Exercise data:
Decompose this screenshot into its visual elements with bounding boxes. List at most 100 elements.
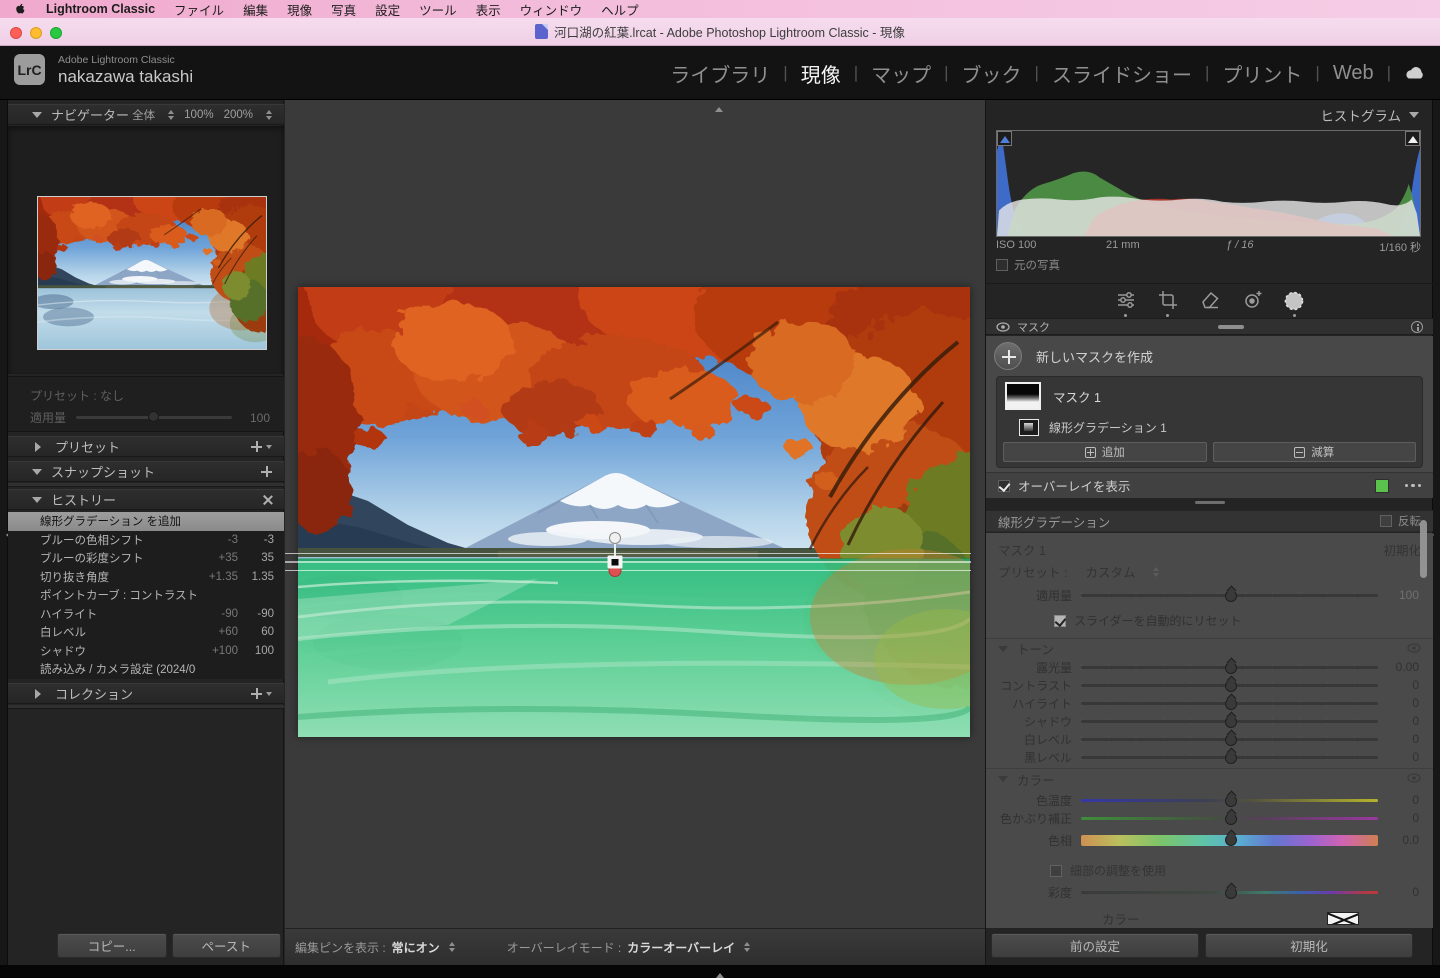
mask-preset-value[interactable]: カスタム	[1085, 562, 1135, 581]
collection-menu-icon[interactable]	[266, 692, 272, 699]
top-panel-reveal-arrow[interactable]	[715, 103, 723, 112]
history-item[interactable]: ハイライト-90-90	[8, 605, 284, 624]
mask-amount-slider[interactable]	[1081, 586, 1378, 604]
image-view[interactable]	[285, 100, 985, 928]
tone-section-header[interactable]: トーン	[986, 638, 1433, 658]
clear-history-icon[interactable]	[262, 495, 272, 505]
module-map[interactable]: マップ	[871, 59, 931, 88]
history-item[interactable]: 白レベル+6060	[8, 623, 284, 642]
menu-edit[interactable]: 編集	[243, 0, 268, 19]
overlay-options-icon[interactable]	[1405, 484, 1422, 488]
history-item[interactable]: ブルーの彩度シフト+3535	[8, 549, 284, 568]
filmstrip-collapsed-bar[interactable]	[0, 965, 1440, 978]
filmstrip-reveal-arrow[interactable]	[716, 969, 724, 978]
hue-slider[interactable]	[1081, 831, 1378, 849]
temp-slider[interactable]	[1081, 791, 1378, 809]
menu-settings[interactable]: 設定	[375, 0, 400, 19]
histogram-display[interactable]	[996, 130, 1421, 237]
module-book[interactable]: ブック	[962, 59, 1022, 88]
red-eye-tool[interactable]	[1240, 289, 1264, 317]
navigator-header[interactable]: ナビゲーター 全体 100% 200%	[8, 104, 284, 125]
snapshots-section-header[interactable]: スナップショット	[8, 461, 284, 482]
previous-settings-button[interactable]: 前の設定	[991, 933, 1199, 958]
photo-image[interactable]	[298, 287, 970, 737]
copy-button[interactable]: コピー...	[57, 933, 167, 958]
crop-tool[interactable]	[1156, 289, 1180, 317]
menubar-app-name[interactable]: Lightroom Classic	[46, 2, 155, 16]
history-section-header[interactable]: ヒストリー	[8, 489, 284, 510]
history-item[interactable]: 読み込み / カメラ設定 (2024/06/23 2:01:00)	[8, 660, 284, 679]
highlight-clipping-indicator[interactable]	[1405, 131, 1420, 146]
preset-menu-icon[interactable]	[266, 445, 272, 452]
mask-group[interactable]: マスク 1 線形グラデーション 1 追加 減算	[996, 376, 1423, 468]
healing-tool[interactable]	[1198, 289, 1222, 317]
fine-adjustment-checkbox[interactable]	[1050, 865, 1062, 877]
blacks-slider[interactable]	[1081, 748, 1378, 766]
presets-section-header[interactable]: プリセット	[8, 436, 284, 457]
mask-panel-bar[interactable]: マスク	[986, 318, 1433, 335]
no-color-swatch[interactable]	[1327, 912, 1359, 925]
overlay-mode-value[interactable]: カラーオーバーレイ	[627, 939, 735, 956]
show-overlay-checkbox[interactable]	[998, 480, 1010, 492]
module-slideshow[interactable]: スライドショー	[1052, 59, 1192, 88]
menu-help[interactable]: ヘルプ	[601, 0, 639, 19]
invert-checkbox[interactable]	[1380, 515, 1392, 527]
zoom-window-button[interactable]	[50, 27, 62, 39]
tint-slider[interactable]	[1081, 809, 1378, 827]
menu-tools[interactable]: ツール	[419, 0, 457, 19]
right-panel-collapse-strip[interactable]	[1432, 100, 1440, 965]
module-web[interactable]: Web	[1333, 62, 1374, 85]
mask-thumbnail[interactable]	[1005, 382, 1041, 410]
left-panel-collapse-strip[interactable]	[0, 100, 8, 965]
reset-button[interactable]: 初期化	[1205, 933, 1413, 958]
create-mask-row[interactable]: 新しいマスクを作成	[994, 342, 1153, 370]
panel-grip-handle[interactable]	[986, 501, 1433, 504]
mask-info-icon[interactable]	[1411, 321, 1423, 333]
mask-reset-link[interactable]: 初期化	[1383, 540, 1421, 559]
edit-pin-value[interactable]: 常にオン	[392, 939, 440, 956]
exposure-slider[interactable]	[1081, 658, 1378, 676]
add-collection-icon[interactable]	[251, 688, 262, 699]
color-section-header[interactable]: カラー	[986, 769, 1433, 789]
create-mask-plus-icon[interactable]	[994, 342, 1022, 370]
mask-subtract-button[interactable]: 減算	[1213, 442, 1417, 462]
whites-slider[interactable]	[1081, 730, 1378, 748]
shadows-slider[interactable]	[1081, 712, 1378, 730]
right-panel-scrollbar[interactable]	[1420, 520, 1427, 578]
add-snapshot-icon[interactable]	[261, 466, 272, 477]
tone-eye-icon[interactable]	[1407, 642, 1421, 656]
masking-tool[interactable]	[1282, 289, 1306, 317]
navigator-thumbnail[interactable]	[37, 196, 267, 350]
history-item[interactable]: ポイントカーブ : コントラスト (中)	[8, 586, 284, 605]
auto-reset-row[interactable]: スライダーを自動的にリセット	[1054, 612, 1242, 629]
minimize-window-button[interactable]	[30, 27, 42, 39]
color-eye-icon[interactable]	[1407, 772, 1421, 786]
auto-reset-checkbox[interactable]	[1054, 615, 1066, 627]
basic-edit-tool[interactable]	[1114, 289, 1138, 317]
panel-grip-handle[interactable]	[1218, 325, 1244, 329]
mask-item[interactable]: マスク 1	[1005, 382, 1101, 410]
original-photo-checkbox[interactable]	[996, 259, 1008, 271]
highlights-slider[interactable]	[1081, 694, 1378, 712]
shadow-clipping-indicator[interactable]	[997, 131, 1012, 146]
navigator-zoom-100[interactable]: 100%	[184, 109, 213, 121]
mask-add-button[interactable]: 追加	[1003, 442, 1207, 462]
mask-component-item[interactable]: 線形グラデーション 1	[1019, 419, 1167, 436]
fine-adjustment-row[interactable]: 細部の調整を使用	[1050, 862, 1166, 879]
updown-icon[interactable]	[449, 939, 455, 955]
menu-window[interactable]: ウィンドウ	[520, 0, 583, 19]
gradient-component-icon[interactable]	[1019, 419, 1039, 436]
contrast-slider[interactable]	[1081, 676, 1378, 694]
saturation-slider[interactable]	[1081, 883, 1378, 901]
history-item[interactable]: シャドウ+100100	[8, 642, 284, 661]
original-photo-toggle[interactable]: 元の写真	[996, 257, 1060, 273]
cloud-sync-icon[interactable]	[1404, 65, 1426, 81]
slider-thumb[interactable]	[148, 411, 159, 422]
menu-view[interactable]: 表示	[476, 0, 501, 19]
menu-develop[interactable]: 現像	[287, 0, 312, 19]
add-preset-icon[interactable]	[251, 441, 262, 452]
history-item[interactable]: 切り抜き角度+1.351.35	[8, 568, 284, 587]
navigator-zoom-200[interactable]: 200%	[224, 109, 253, 121]
histogram-header[interactable]: ヒストグラム	[986, 105, 1433, 125]
collections-section-header[interactable]: コレクション	[8, 683, 284, 704]
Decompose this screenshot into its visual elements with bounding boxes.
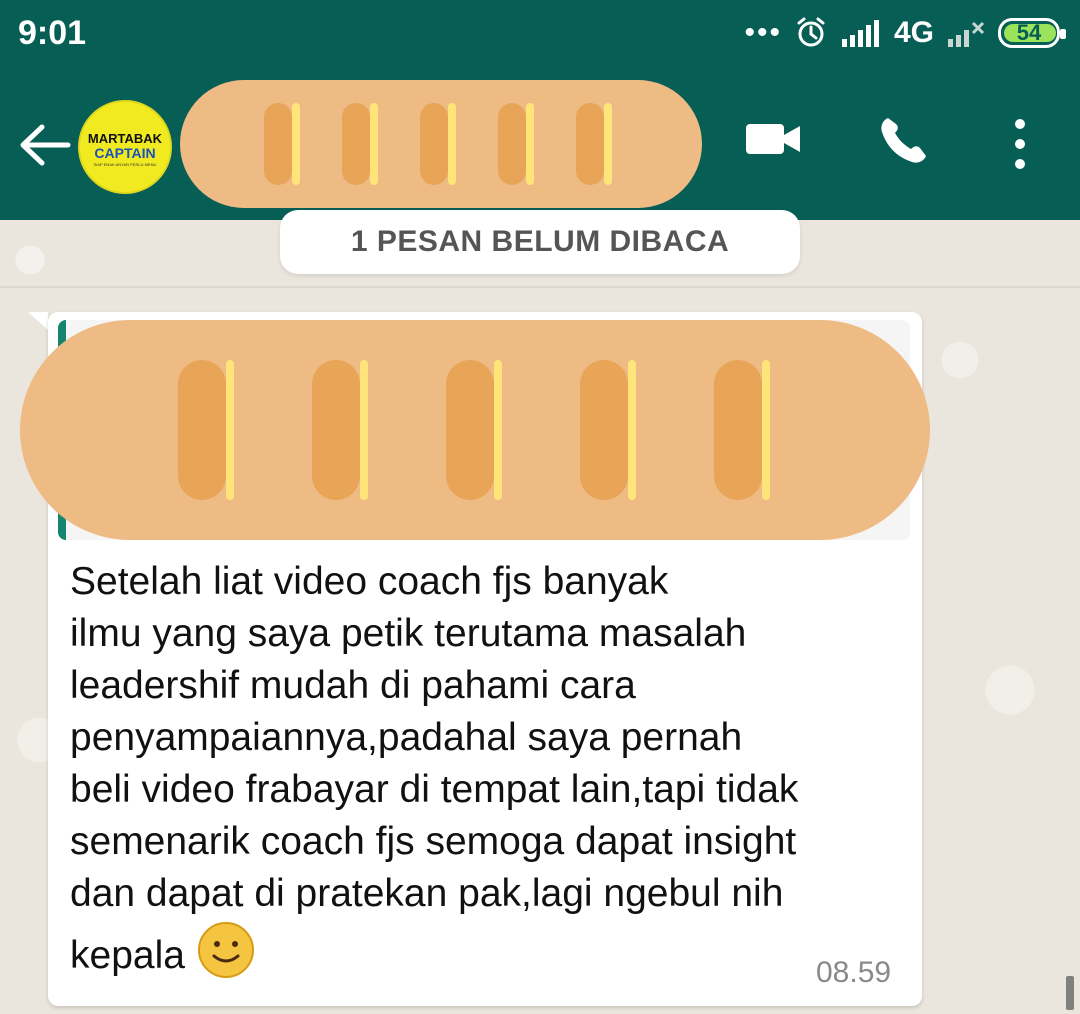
message-line-5: beli video frabayar di tempat lain,tapi … bbox=[70, 768, 799, 811]
message-line-7: dan dapat di pratekan pak,lagi ngebul ni… bbox=[70, 872, 784, 915]
battery-icon: 54 bbox=[998, 18, 1066, 48]
status-bar: 9:01 ••• 4G 54 bbox=[0, 0, 1080, 66]
signal-icon bbox=[841, 20, 879, 47]
unread-banner: 1 PESAN BELUM DIBACA bbox=[280, 210, 800, 274]
contact-avatar[interactable]: MARTABAK CAPTAIN SIAP ENAK ANYAR PERLU M… bbox=[78, 100, 172, 194]
alarm-icon bbox=[797, 17, 825, 47]
more-options-icon[interactable] bbox=[1010, 118, 1030, 170]
message-line-1: Setelah liat video coach fjs banyak bbox=[70, 560, 669, 603]
signal-no-service-icon bbox=[948, 21, 985, 47]
message-timestamp: 08.59 bbox=[816, 956, 892, 989]
status-icons: ••• 4G 54 bbox=[744, 12, 1066, 54]
network-4g-icon: 4G bbox=[893, 16, 934, 49]
redaction-quote bbox=[20, 320, 930, 540]
scroll-indicator[interactable] bbox=[1066, 976, 1074, 1010]
bubble-tail bbox=[28, 312, 48, 330]
message-line-2: ilmu yang saya petik terutama masalah bbox=[70, 612, 747, 655]
voice-call-icon[interactable] bbox=[876, 114, 930, 168]
message-line-3: leadershif mudah di pahami cara bbox=[70, 664, 636, 707]
status-time: 9:01 bbox=[18, 14, 87, 52]
notification-dots-icon: ••• bbox=[744, 16, 782, 49]
message-text: Setelah liat video coach fjs banyak ilmu… bbox=[70, 556, 910, 982]
message-line-8: kepala bbox=[70, 920, 910, 982]
unread-divider bbox=[0, 286, 1080, 288]
back-arrow-icon[interactable] bbox=[18, 122, 74, 168]
message-line-6: semenarik coach fjs semoga dapat insight bbox=[70, 820, 797, 863]
smiling-face-icon bbox=[197, 922, 254, 978]
video-call-icon[interactable] bbox=[744, 118, 802, 160]
redaction-header bbox=[180, 80, 702, 208]
message-line-8-text: kepala bbox=[70, 934, 185, 977]
message-line-4: penyampaiannya,padahal saya pernah bbox=[70, 716, 743, 759]
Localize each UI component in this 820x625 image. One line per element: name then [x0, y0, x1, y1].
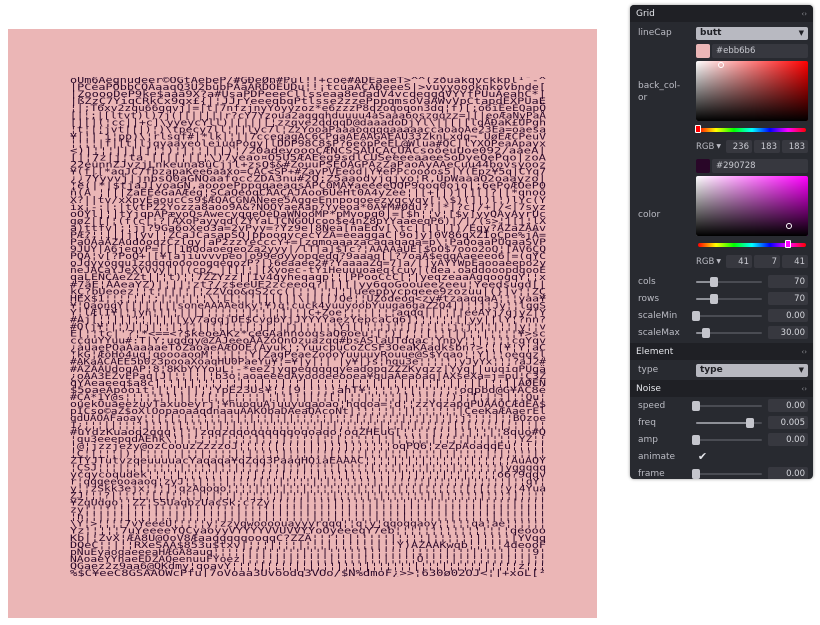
animate-checkbox[interactable]: ✔: [696, 450, 709, 463]
speed-slider[interactable]: [692, 400, 762, 411]
back-color-row: back_col-or #ebb6b6 RGB ▼ 236 183 183: [630, 44, 813, 159]
back-color-mode-select[interactable]: RGB ▼: [696, 142, 724, 152]
linecap-select[interactable]: butt ▼: [696, 26, 808, 40]
color-g-input[interactable]: 7: [754, 255, 780, 268]
mode-label: RGB: [696, 256, 715, 267]
noise-folder-title: Noise: [636, 383, 661, 394]
animate-label: animate: [638, 451, 676, 462]
animate-row: animate ✔: [630, 448, 813, 465]
sketch-canvas: õUm6Ãêgnudeer©ÔGtÄebeP/#GÐeØñ#Pùl!!+cõê#…: [8, 29, 597, 618]
amp-row: amp 0.00: [630, 431, 813, 448]
amp-label: amp: [638, 434, 658, 445]
frame-slider[interactable]: [692, 468, 762, 479]
back-color-r-input[interactable]: 236: [726, 140, 752, 153]
picker-value: [696, 61, 808, 121]
color-b-input[interactable]: 41: [782, 255, 808, 268]
scalemin-row: scaleMin 0.00: [630, 307, 813, 324]
frame-input[interactable]: 0.00: [768, 467, 808, 479]
chevron-down-icon: ▼: [798, 366, 804, 374]
linecap-row: lineCap butt ▼: [630, 22, 813, 44]
back-color-sv-picker[interactable]: [696, 61, 808, 121]
ascii-glyph-grid: õUm6Ãêgnudeer©ÔGtÄebeP/#GÐeØñ#Pùl!!+cõê#…: [70, 77, 546, 577]
speed-label: speed: [638, 400, 666, 411]
collapse-icon: ‹›: [801, 9, 807, 18]
speed-input[interactable]: 0.00: [768, 399, 808, 412]
type-value: type: [700, 365, 723, 375]
freq-label: freq: [638, 417, 656, 428]
chevron-down-icon: ▼: [716, 258, 721, 265]
back-color-label: back_col-or: [638, 81, 681, 103]
freq-slider[interactable]: [696, 417, 762, 428]
freq-input[interactable]: 0.005: [768, 416, 808, 429]
slider-thumb[interactable]: [692, 310, 700, 321]
freq-row: freq 0.005: [630, 414, 813, 431]
cols-label: cols: [638, 276, 656, 287]
scalemax-row: scaleMax 30.00: [630, 324, 813, 341]
back-color-hex[interactable]: #ebb6b6: [712, 44, 808, 58]
color-mode-select[interactable]: RGB ▼: [696, 257, 724, 267]
linecap-label: lineCap: [638, 28, 672, 38]
back-color-hue-slider[interactable]: [695, 125, 806, 133]
back-color-g-input[interactable]: 183: [754, 140, 780, 153]
slider-thumb[interactable]: [701, 327, 710, 338]
cols-row: cols 70: [630, 273, 813, 290]
tweakpane-panel: Grid ‹› lineCap butt ▼ back_col-or #ebb6…: [630, 5, 813, 479]
amp-input[interactable]: 0.00: [768, 433, 808, 446]
scalemin-label: scaleMin: [638, 310, 678, 321]
chevron-down-icon: ▼: [716, 143, 721, 150]
slider-fill: [696, 421, 751, 424]
element-folder-header[interactable]: Element ‹›: [630, 343, 813, 360]
hue-knob[interactable]: [784, 240, 791, 248]
color-r-input[interactable]: 41: [726, 255, 752, 268]
slider-thumb[interactable]: [692, 468, 700, 479]
scalemax-slider[interactable]: [696, 327, 762, 338]
noise-folder-header[interactable]: Noise ‹›: [630, 380, 813, 397]
scalemin-slider[interactable]: [692, 310, 762, 321]
mode-label: RGB: [696, 141, 715, 152]
hue-knob[interactable]: [695, 125, 701, 133]
rows-row: rows 70: [630, 290, 813, 307]
slider-thumb[interactable]: [709, 276, 718, 287]
type-select[interactable]: type ▼: [696, 363, 808, 377]
back-color-swatch[interactable]: [696, 44, 710, 58]
color-label: color: [638, 210, 661, 220]
grid-folder-header[interactable]: Grid ‹›: [630, 5, 813, 22]
picker-knob[interactable]: [717, 62, 724, 69]
type-label: type: [638, 365, 659, 375]
frame-label: frame: [638, 468, 665, 479]
chevron-down-icon: ▼: [798, 29, 804, 37]
color-row: color #290728 RGB ▼ 41 7 41: [630, 159, 813, 273]
rows-slider[interactable]: [696, 293, 762, 304]
checkmark-icon: ✔: [697, 450, 708, 463]
scalemax-label: scaleMax: [638, 327, 680, 338]
speed-row: speed 0.00: [630, 397, 813, 414]
color-swatch[interactable]: [696, 159, 710, 173]
color-sv-picker[interactable]: [696, 176, 808, 236]
element-folder-title: Element: [636, 346, 674, 357]
amp-slider[interactable]: [692, 434, 762, 445]
slider-thumb[interactable]: [746, 417, 755, 428]
rows-label: rows: [638, 293, 660, 304]
slider-thumb[interactable]: [692, 434, 700, 445]
scalemin-input[interactable]: 0.00: [768, 309, 808, 322]
collapse-icon: ‹›: [801, 347, 807, 356]
slider-thumb[interactable]: [709, 293, 718, 304]
back-color-b-input[interactable]: 183: [782, 140, 808, 153]
rows-input[interactable]: 70: [768, 292, 808, 305]
grid-folder-title: Grid: [636, 8, 655, 19]
color-hex[interactable]: #290728: [712, 159, 808, 173]
type-row: type type ▼: [630, 360, 813, 380]
collapse-icon: ‹›: [801, 384, 807, 393]
color-hue-slider[interactable]: [698, 240, 806, 248]
frame-row: frame 0.00: [630, 465, 813, 479]
slider-thumb[interactable]: [692, 400, 700, 411]
linecap-value: butt: [700, 28, 722, 38]
cols-slider[interactable]: [696, 276, 762, 287]
scalemax-input[interactable]: 30.00: [768, 326, 808, 339]
glyph-row: %$C¥eeC8GSAAOWcPfu|7oVoaa3Uvõodq3VOo/$N%…: [70, 568, 546, 577]
cols-input[interactable]: 70: [768, 275, 808, 288]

Task brief: Please express the rows between the lines holding "562, 1135, 581]" and "0, 400, 19]", inclusive, as a numbered list with blank lines left out.

Answer for this exercise:
1. mask-preset-value[interactable]: カスタム	[1085, 562, 1135, 581]
2. collection-menu-icon[interactable]	[266, 692, 272, 699]
3. top-panel-reveal-arrow[interactable]	[715, 103, 723, 112]
4. history-item[interactable]: ハイライト-90-90	[8, 605, 284, 624]
5. mask-amount-slider[interactable]	[1081, 586, 1378, 604]
6. image-view[interactable]	[285, 100, 985, 928]
7. tone-section-header[interactable]: トーン	[986, 638, 1433, 658]
8. clear-history-icon[interactable]	[262, 495, 272, 505]
9. module-map[interactable]: マップ	[871, 59, 931, 88]
10. history-item[interactable]: 白レベル+6060	[8, 623, 284, 642]
11. menu-edit[interactable]: 編集	[243, 0, 268, 19]
12. overlay-options-icon[interactable]	[1405, 484, 1422, 488]
13. history-item[interactable]: ブルーの彩度シフト+3535	[8, 549, 284, 568]
14. filmstrip-collapsed-bar[interactable]	[0, 965, 1440, 978]
15. filmstrip-reveal-arrow[interactable]	[716, 969, 724, 978]
16. hue-slider[interactable]	[1081, 831, 1378, 849]
17. temp-slider[interactable]	[1081, 791, 1378, 809]
18. menu-settings[interactable]: 設定	[375, 0, 400, 19]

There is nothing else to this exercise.